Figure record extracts
>> Start
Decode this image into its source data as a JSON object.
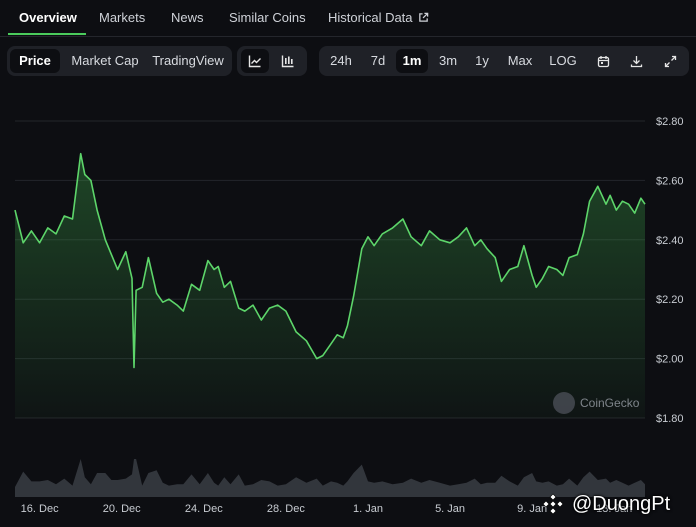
{
  "tabs": [
    {
      "label": "Overview",
      "active": true
    },
    {
      "label": "Markets"
    },
    {
      "label": "News"
    },
    {
      "label": "Similar Coins"
    },
    {
      "label": "Historical Data",
      "icon": "external-link-icon"
    }
  ],
  "chart_type_toggle": [
    "Price",
    "Market Cap",
    "TradingView"
  ],
  "view_icons": [
    "line-chart-icon",
    "candlestick-icon"
  ],
  "ranges": [
    "24h",
    "7d",
    "1m",
    "3m",
    "1y",
    "Max",
    "LOG"
  ],
  "selected_range": "1m",
  "tool_icons": [
    "calendar-icon",
    "download-icon",
    "expand-icon"
  ],
  "watermark": "CoinGecko",
  "overlay": "@DuongPt",
  "colors": {
    "line": "#5dd56a",
    "volume": "#3a3d44",
    "accent": "#4bcc5c"
  },
  "chart_data": {
    "type": "area",
    "x_ticks": [
      "16. Dec",
      "20. Dec",
      "24. Dec",
      "28. Dec",
      "1. Jan",
      "5. Jan",
      "9. Jan",
      "13. Jan"
    ],
    "y_ticks": [
      "$2.80",
      "$2.60",
      "$2.40",
      "$2.20",
      "$2.00",
      "$1.80"
    ],
    "ylim": [
      1.8,
      2.8
    ],
    "xlim": [
      14.8,
      45.5
    ],
    "x_unit": "day (Dec 1 = 1)",
    "series": [
      {
        "x": [
          14.8,
          15.2,
          15.6,
          16.0,
          16.4,
          16.8,
          17.2,
          17.6,
          18.0,
          18.2,
          18.5,
          18.8,
          19.2,
          19.5,
          19.8,
          20.2,
          20.5,
          20.6,
          20.7,
          21.0,
          21.3,
          21.7,
          22.0,
          22.3,
          22.7,
          23.0,
          23.4,
          23.8,
          24.2,
          24.5,
          24.7,
          25.0,
          25.3,
          25.7,
          26.0,
          26.4,
          26.8,
          27.2,
          27.6,
          28.0,
          28.5,
          29.0,
          29.5,
          29.8,
          30.2,
          30.5,
          30.8,
          31.0,
          31.3,
          31.7,
          32.0,
          32.3,
          32.7,
          33.2,
          33.7,
          34.1,
          34.6,
          35.0,
          35.5,
          36.0,
          36.4,
          36.8,
          37.2,
          37.5,
          37.8,
          38.2,
          38.5,
          38.9,
          39.3,
          39.6,
          40.0,
          40.2,
          40.5,
          40.8,
          41.2,
          41.5,
          41.8,
          42.2,
          42.5,
          42.8,
          43.2,
          43.6,
          43.8,
          44.1,
          44.4,
          44.7,
          45.0,
          45.3,
          45.5
        ],
        "y": [
          2.5,
          2.39,
          2.43,
          2.39,
          2.44,
          2.42,
          2.48,
          2.47,
          2.69,
          2.62,
          2.6,
          2.5,
          2.4,
          2.35,
          2.3,
          2.36,
          2.27,
          1.97,
          2.23,
          2.24,
          2.34,
          2.22,
          2.19,
          2.2,
          2.18,
          2.16,
          2.25,
          2.23,
          2.33,
          2.3,
          2.31,
          2.24,
          2.26,
          2.17,
          2.16,
          2.18,
          2.13,
          2.17,
          2.18,
          2.16,
          2.09,
          2.06,
          2.0,
          2.01,
          2.05,
          2.08,
          2.07,
          2.11,
          2.21,
          2.37,
          2.41,
          2.38,
          2.42,
          2.44,
          2.47,
          2.41,
          2.38,
          2.43,
          2.4,
          2.39,
          2.41,
          2.44,
          2.38,
          2.4,
          2.37,
          2.34,
          2.26,
          2.3,
          2.31,
          2.38,
          2.28,
          2.24,
          2.27,
          2.31,
          2.3,
          2.28,
          2.34,
          2.35,
          2.42,
          2.53,
          2.58,
          2.52,
          2.55,
          2.5,
          2.53,
          2.52,
          2.49,
          2.54,
          2.52
        ]
      }
    ]
  }
}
>> End
Restate each of the entries above word for word and skip every image.

**WRITTEN SOLUTION**
Decode this image into its source data as a JSON object.
{
  "tabs": [
    {
      "label": "Overview",
      "active": true
    },
    {
      "label": "Markets"
    },
    {
      "label": "News"
    },
    {
      "label": "Similar Coins"
    },
    {
      "label": "Historical Data",
      "icon": "external-link-icon"
    }
  ],
  "chart_type_toggle": [
    "Price",
    "Market Cap",
    "TradingView"
  ],
  "view_icons": [
    "line-chart-icon",
    "candlestick-icon"
  ],
  "ranges": [
    "24h",
    "7d",
    "1m",
    "3m",
    "1y",
    "Max",
    "LOG"
  ],
  "selected_range": "1m",
  "tool_icons": [
    "calendar-icon",
    "download-icon",
    "expand-icon"
  ],
  "watermark": "CoinGecko",
  "overlay": "@DuongPt",
  "colors": {
    "line": "#5dd56a",
    "volume": "#3a3d44",
    "accent": "#4bcc5c"
  },
  "chart_data": {
    "type": "area",
    "x_ticks": [
      "16. Dec",
      "20. Dec",
      "24. Dec",
      "28. Dec",
      "1. Jan",
      "5. Jan",
      "9. Jan",
      "13. Jan"
    ],
    "y_ticks": [
      "$2.80",
      "$2.60",
      "$2.40",
      "$2.20",
      "$2.00",
      "$1.80"
    ],
    "ylim": [
      1.8,
      2.8
    ],
    "xlim": [
      14.8,
      45.5
    ],
    "x_unit": "day (Dec 1 = 1)",
    "series": [
      {
        "x": [
          14.8,
          15.2,
          15.6,
          16.0,
          16.4,
          16.8,
          17.2,
          17.6,
          18.0,
          18.2,
          18.5,
          18.8,
          19.2,
          19.5,
          19.8,
          20.2,
          20.5,
          20.6,
          20.7,
          21.0,
          21.3,
          21.7,
          22.0,
          22.3,
          22.7,
          23.0,
          23.4,
          23.8,
          24.2,
          24.5,
          24.7,
          25.0,
          25.3,
          25.7,
          26.0,
          26.4,
          26.8,
          27.2,
          27.6,
          28.0,
          28.5,
          29.0,
          29.5,
          29.8,
          30.2,
          30.5,
          30.8,
          31.0,
          31.3,
          31.7,
          32.0,
          32.3,
          32.7,
          33.2,
          33.7,
          34.1,
          34.6,
          35.0,
          35.5,
          36.0,
          36.4,
          36.8,
          37.2,
          37.5,
          37.8,
          38.2,
          38.5,
          38.9,
          39.3,
          39.6,
          40.0,
          40.2,
          40.5,
          40.8,
          41.2,
          41.5,
          41.8,
          42.2,
          42.5,
          42.8,
          43.2,
          43.6,
          43.8,
          44.1,
          44.4,
          44.7,
          45.0,
          45.3,
          45.5
        ],
        "y": [
          2.5,
          2.39,
          2.43,
          2.39,
          2.44,
          2.42,
          2.48,
          2.47,
          2.69,
          2.62,
          2.6,
          2.5,
          2.4,
          2.35,
          2.3,
          2.36,
          2.27,
          1.97,
          2.23,
          2.24,
          2.34,
          2.22,
          2.19,
          2.2,
          2.18,
          2.16,
          2.25,
          2.23,
          2.33,
          2.3,
          2.31,
          2.24,
          2.26,
          2.17,
          2.16,
          2.18,
          2.13,
          2.17,
          2.18,
          2.16,
          2.09,
          2.06,
          2.0,
          2.01,
          2.05,
          2.08,
          2.07,
          2.11,
          2.21,
          2.37,
          2.41,
          2.38,
          2.42,
          2.44,
          2.47,
          2.41,
          2.38,
          2.43,
          2.4,
          2.39,
          2.41,
          2.44,
          2.38,
          2.4,
          2.37,
          2.34,
          2.26,
          2.3,
          2.31,
          2.38,
          2.28,
          2.24,
          2.27,
          2.31,
          2.3,
          2.28,
          2.34,
          2.35,
          2.42,
          2.53,
          2.58,
          2.52,
          2.55,
          2.5,
          2.53,
          2.52,
          2.49,
          2.54,
          2.52
        ]
      }
    ]
  }
}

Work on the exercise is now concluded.